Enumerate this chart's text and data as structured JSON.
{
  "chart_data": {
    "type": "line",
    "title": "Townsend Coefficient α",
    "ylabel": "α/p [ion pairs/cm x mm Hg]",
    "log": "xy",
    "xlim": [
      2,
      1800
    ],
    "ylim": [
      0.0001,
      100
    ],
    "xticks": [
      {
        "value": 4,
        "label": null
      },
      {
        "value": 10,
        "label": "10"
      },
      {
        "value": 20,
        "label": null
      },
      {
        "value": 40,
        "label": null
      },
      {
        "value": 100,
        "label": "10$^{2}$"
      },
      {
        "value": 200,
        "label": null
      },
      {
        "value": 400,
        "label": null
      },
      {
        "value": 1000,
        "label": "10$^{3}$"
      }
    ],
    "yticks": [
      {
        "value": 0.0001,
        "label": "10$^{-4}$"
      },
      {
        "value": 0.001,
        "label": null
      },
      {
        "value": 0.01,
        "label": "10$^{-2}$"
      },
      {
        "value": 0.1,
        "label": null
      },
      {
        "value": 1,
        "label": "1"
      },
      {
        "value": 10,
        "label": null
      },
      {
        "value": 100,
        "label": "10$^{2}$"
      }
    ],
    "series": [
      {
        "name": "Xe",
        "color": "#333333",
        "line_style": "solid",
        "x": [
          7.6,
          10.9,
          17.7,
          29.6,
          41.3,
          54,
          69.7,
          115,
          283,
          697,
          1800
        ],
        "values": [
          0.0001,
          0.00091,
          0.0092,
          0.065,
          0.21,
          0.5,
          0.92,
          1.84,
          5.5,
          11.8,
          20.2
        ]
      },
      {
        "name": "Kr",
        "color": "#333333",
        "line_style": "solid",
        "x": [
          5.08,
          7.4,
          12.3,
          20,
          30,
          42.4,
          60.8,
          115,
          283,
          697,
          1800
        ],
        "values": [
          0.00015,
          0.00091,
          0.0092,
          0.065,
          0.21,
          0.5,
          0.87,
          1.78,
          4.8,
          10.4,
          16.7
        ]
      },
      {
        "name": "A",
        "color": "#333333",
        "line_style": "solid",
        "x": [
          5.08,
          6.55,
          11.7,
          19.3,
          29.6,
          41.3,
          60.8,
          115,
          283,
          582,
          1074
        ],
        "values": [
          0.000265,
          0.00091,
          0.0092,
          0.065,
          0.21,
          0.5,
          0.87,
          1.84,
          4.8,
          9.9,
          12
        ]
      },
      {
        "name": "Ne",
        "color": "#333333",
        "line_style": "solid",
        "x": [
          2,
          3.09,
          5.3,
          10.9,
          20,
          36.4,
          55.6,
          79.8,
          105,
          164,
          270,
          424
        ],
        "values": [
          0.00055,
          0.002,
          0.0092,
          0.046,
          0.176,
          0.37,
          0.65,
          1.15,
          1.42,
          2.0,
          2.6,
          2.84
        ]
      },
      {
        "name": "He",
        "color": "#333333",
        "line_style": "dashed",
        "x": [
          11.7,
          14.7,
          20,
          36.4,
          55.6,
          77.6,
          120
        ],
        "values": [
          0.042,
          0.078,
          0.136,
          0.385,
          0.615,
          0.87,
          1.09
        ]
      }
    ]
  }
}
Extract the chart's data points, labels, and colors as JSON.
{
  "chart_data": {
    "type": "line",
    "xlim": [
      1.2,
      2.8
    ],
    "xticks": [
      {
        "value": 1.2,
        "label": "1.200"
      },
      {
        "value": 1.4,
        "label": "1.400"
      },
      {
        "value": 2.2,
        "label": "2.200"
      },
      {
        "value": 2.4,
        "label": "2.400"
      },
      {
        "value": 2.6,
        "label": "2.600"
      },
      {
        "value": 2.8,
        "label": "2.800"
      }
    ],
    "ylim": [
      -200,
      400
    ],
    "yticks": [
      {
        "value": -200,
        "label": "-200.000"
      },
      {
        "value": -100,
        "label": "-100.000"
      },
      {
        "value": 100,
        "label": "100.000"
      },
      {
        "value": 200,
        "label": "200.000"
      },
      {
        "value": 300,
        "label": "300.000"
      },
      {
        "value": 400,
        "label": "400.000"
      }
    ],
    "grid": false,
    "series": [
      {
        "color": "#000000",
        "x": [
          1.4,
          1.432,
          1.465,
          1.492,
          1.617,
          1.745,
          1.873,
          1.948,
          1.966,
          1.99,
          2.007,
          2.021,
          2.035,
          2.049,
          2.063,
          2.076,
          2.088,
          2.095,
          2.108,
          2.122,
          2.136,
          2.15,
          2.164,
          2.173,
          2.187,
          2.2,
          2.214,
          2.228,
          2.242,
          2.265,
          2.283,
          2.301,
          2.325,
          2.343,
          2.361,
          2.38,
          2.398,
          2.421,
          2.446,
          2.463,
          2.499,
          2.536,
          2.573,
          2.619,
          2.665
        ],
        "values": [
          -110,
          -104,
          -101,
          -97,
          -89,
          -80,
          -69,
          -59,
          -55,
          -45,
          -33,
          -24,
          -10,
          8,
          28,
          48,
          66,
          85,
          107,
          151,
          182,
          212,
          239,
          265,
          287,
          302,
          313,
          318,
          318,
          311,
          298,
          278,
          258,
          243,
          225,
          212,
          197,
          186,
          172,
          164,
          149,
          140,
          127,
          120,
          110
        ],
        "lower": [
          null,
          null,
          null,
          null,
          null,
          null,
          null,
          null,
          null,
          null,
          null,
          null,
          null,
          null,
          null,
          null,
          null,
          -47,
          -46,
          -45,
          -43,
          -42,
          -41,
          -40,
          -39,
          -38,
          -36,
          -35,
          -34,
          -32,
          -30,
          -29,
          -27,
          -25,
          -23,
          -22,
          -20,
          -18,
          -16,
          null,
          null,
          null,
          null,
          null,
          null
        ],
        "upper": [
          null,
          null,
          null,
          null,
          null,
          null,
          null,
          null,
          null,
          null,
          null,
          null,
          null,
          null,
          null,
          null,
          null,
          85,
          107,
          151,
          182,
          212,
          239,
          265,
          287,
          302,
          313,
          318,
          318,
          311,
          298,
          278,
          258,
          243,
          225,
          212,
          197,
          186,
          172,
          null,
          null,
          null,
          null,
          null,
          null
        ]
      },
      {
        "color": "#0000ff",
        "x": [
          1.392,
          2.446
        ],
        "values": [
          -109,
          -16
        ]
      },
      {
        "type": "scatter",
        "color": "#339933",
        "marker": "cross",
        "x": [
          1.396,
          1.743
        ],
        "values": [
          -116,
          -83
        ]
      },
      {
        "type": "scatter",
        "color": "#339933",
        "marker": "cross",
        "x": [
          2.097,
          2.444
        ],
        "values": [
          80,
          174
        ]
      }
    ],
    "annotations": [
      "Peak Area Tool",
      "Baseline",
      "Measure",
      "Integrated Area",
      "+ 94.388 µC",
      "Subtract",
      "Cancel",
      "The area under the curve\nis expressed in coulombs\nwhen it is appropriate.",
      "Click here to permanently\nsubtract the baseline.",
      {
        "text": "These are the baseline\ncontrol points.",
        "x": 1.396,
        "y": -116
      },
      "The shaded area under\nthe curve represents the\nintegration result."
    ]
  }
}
- - -
Using the data above, return each line exactly as written.

Enumerate this chart's text and data as structured JSON.
{
  "chart_data": {
    "type": "line",
    "title": "Townsend Coefficient α",
    "ylabel": "α/p [ion pairs/cm x mm Hg]",
    "log": "xy",
    "xlim": [
      2,
      1800
    ],
    "ylim": [
      0.0001,
      100
    ],
    "xticks": [
      {
        "value": 4,
        "label": null
      },
      {
        "value": 10,
        "label": "10"
      },
      {
        "value": 20,
        "label": null
      },
      {
        "value": 40,
        "label": null
      },
      {
        "value": 100,
        "label": "10$^{2}$"
      },
      {
        "value": 200,
        "label": null
      },
      {
        "value": 400,
        "label": null
      },
      {
        "value": 1000,
        "label": "10$^{3}$"
      }
    ],
    "yticks": [
      {
        "value": 0.0001,
        "label": "10$^{-4}$"
      },
      {
        "value": 0.001,
        "label": null
      },
      {
        "value": 0.01,
        "label": "10$^{-2}$"
      },
      {
        "value": 0.1,
        "label": null
      },
      {
        "value": 1,
        "label": "1"
      },
      {
        "value": 10,
        "label": null
      },
      {
        "value": 100,
        "label": "10$^{2}$"
      }
    ],
    "series": [
      {
        "name": "Xe",
        "color": "#333333",
        "line_style": "solid",
        "x": [
          7.6,
          10.9,
          17.7,
          29.6,
          41.3,
          54,
          69.7,
          115,
          283,
          697,
          1800
        ],
        "values": [
          0.0001,
          0.00091,
          0.0092,
          0.065,
          0.21,
          0.5,
          0.92,
          1.84,
          5.5,
          11.8,
          20.2
        ]
      },
      {
        "name": "Kr",
        "color": "#333333",
        "line_style": "solid",
        "x": [
          5.08,
          7.4,
          12.3,
          20,
          30,
          42.4,
          60.8,
          115,
          283,
          697,
          1800
        ],
        "values": [
          0.00015,
          0.00091,
          0.0092,
          0.065,
          0.21,
          0.5,
          0.87,
          1.78,
          4.8,
          10.4,
          16.7
        ]
      },
      {
        "name": "A",
        "color": "#333333",
        "line_style": "solid",
        "x": [
          5.08,
          6.55,
          11.7,
          19.3,
          29.6,
          41.3,
          60.8,
          115,
          283,
          582,
          1074
        ],
        "values": [
          0.000265,
          0.00091,
          0.0092,
          0.065,
          0.21,
          0.5,
          0.87,
          1.84,
          4.8,
          9.9,
          12
        ]
      },
      {
        "name": "Ne",
        "color": "#333333",
        "line_style": "solid",
        "x": [
          2,
          3.09,
          5.3,
          10.9,
          20,
          36.4,
          55.6,
          79.8,
          105,
          164,
          270,
          424
        ],
        "values": [
          0.00055,
          0.002,
          0.0092,
          0.046,
          0.176,
          0.37,
          0.65,
          1.15,
          1.42,
          2.0,
          2.6,
          2.84
        ]
      },
      {
        "name": "He",
        "color": "#333333",
        "line_style": "dashed",
        "x": [
          11.7,
          14.7,
          20,
          36.4,
          55.6,
          77.6,
          120
        ],
        "values": [
          0.042,
          0.078,
          0.136,
          0.385,
          0.615,
          0.87,
          1.09
        ]
      }
    ]
  }
}
Extract the chart's data points, labels, and colors as JSON.
{
  "chart_data": {
    "type": "line",
    "xlim": [
      1.2,
      2.8
    ],
    "xticks": [
      {
        "value": 1.2,
        "label": "1.200"
      },
      {
        "value": 1.4,
        "label": "1.400"
      },
      {
        "value": 2.2,
        "label": "2.200"
      },
      {
        "value": 2.4,
        "label": "2.400"
      },
      {
        "value": 2.6,
        "label": "2.600"
      },
      {
        "value": 2.8,
        "label": "2.800"
      }
    ],
    "ylim": [
      -200,
      400
    ],
    "yticks": [
      {
        "value": -200,
        "label": "-200.000"
      },
      {
        "value": -100,
        "label": "-100.000"
      },
      {
        "value": 100,
        "label": "100.000"
      },
      {
        "value": 200,
        "label": "200.000"
      },
      {
        "value": 300,
        "label": "300.000"
      },
      {
        "value": 400,
        "label": "400.000"
      }
    ],
    "grid": false,
    "series": [
      {
        "color": "#000000",
        "x": [
          1.4,
          1.432,
          1.465,
          1.492,
          1.617,
          1.745,
          1.873,
          1.948,
          1.966,
          1.99,
          2.007,
          2.021,
          2.035,
          2.049,
          2.063,
          2.076,
          2.088,
          2.095,
          2.108,
          2.122,
          2.136,
          2.15,
          2.164,
          2.173,
          2.187,
          2.2,
          2.214,
          2.228,
          2.242,
          2.265,
          2.283,
          2.301,
          2.325,
          2.343,
          2.361,
          2.38,
          2.398,
          2.421,
          2.446,
          2.463,
          2.499,
          2.536,
          2.573,
          2.619,
          2.665
        ],
        "values": [
          -110,
          -104,
          -101,
          -97,
          -89,
          -80,
          -69,
          -59,
          -55,
          -45,
          -33,
          -24,
          -10,
          8,
          28,
          48,
          66,
          85,
          107,
          151,
          182,
          212,
          239,
          265,
          287,
          302,
          313,
          318,
          318,
          311,
          298,
          278,
          258,
          243,
          225,
          212,
          197,
          186,
          172,
          164,
          149,
          140,
          127,
          120,
          110
        ],
        "lower": [
          null,
          null,
          null,
          null,
          null,
          null,
          null,
          null,
          null,
          null,
          null,
          null,
          null,
          null,
          null,
          null,
          null,
          -47,
          -46,
          -45,
          -43,
          -42,
          -41,
          -40,
          -39,
          -38,
          -36,
          -35,
          -34,
          -32,
          -30,
          -29,
          -27,
          -25,
          -23,
          -22,
          -20,
          -18,
          -16,
          null,
          null,
          null,
          null,
          null,
          null
        ],
        "upper": [
          null,
          null,
          null,
          null,
          null,
          null,
          null,
          null,
          null,
          null,
          null,
          null,
          null,
          null,
          null,
          null,
          null,
          85,
          107,
          151,
          182,
          212,
          239,
          265,
          287,
          302,
          313,
          318,
          318,
          311,
          298,
          278,
          258,
          243,
          225,
          212,
          197,
          186,
          172,
          null,
          null,
          null,
          null,
          null,
          null
        ]
      },
      {
        "color": "#0000ff",
        "x": [
          1.392,
          2.446
        ],
        "values": [
          -109,
          -16
        ]
      },
      {
        "type": "scatter",
        "color": "#339933",
        "marker": "cross",
        "x": [
          1.396,
          1.743
        ],
        "values": [
          -116,
          -83
        ]
      },
      {
        "type": "scatter",
        "color": "#339933",
        "marker": "cross",
        "x": [
          2.097,
          2.444
        ],
        "values": [
          80,
          174
        ]
      }
    ],
    "annotations": [
      "Peak Area Tool",
      "Baseline",
      "Measure",
      "Integrated Area",
      "+ 94.388 µC",
      "Subtract",
      "Cancel",
      "The area under the curve\nis expressed in coulombs\nwhen it is appropriate.",
      "Click here to permanently\nsubtract the baseline.",
      {
        "text": "These are the baseline\ncontrol points.",
        "x": 1.396,
        "y": -116
      },
      "The shaded area under\nthe curve represents the\nintegration result."
    ]
  }
}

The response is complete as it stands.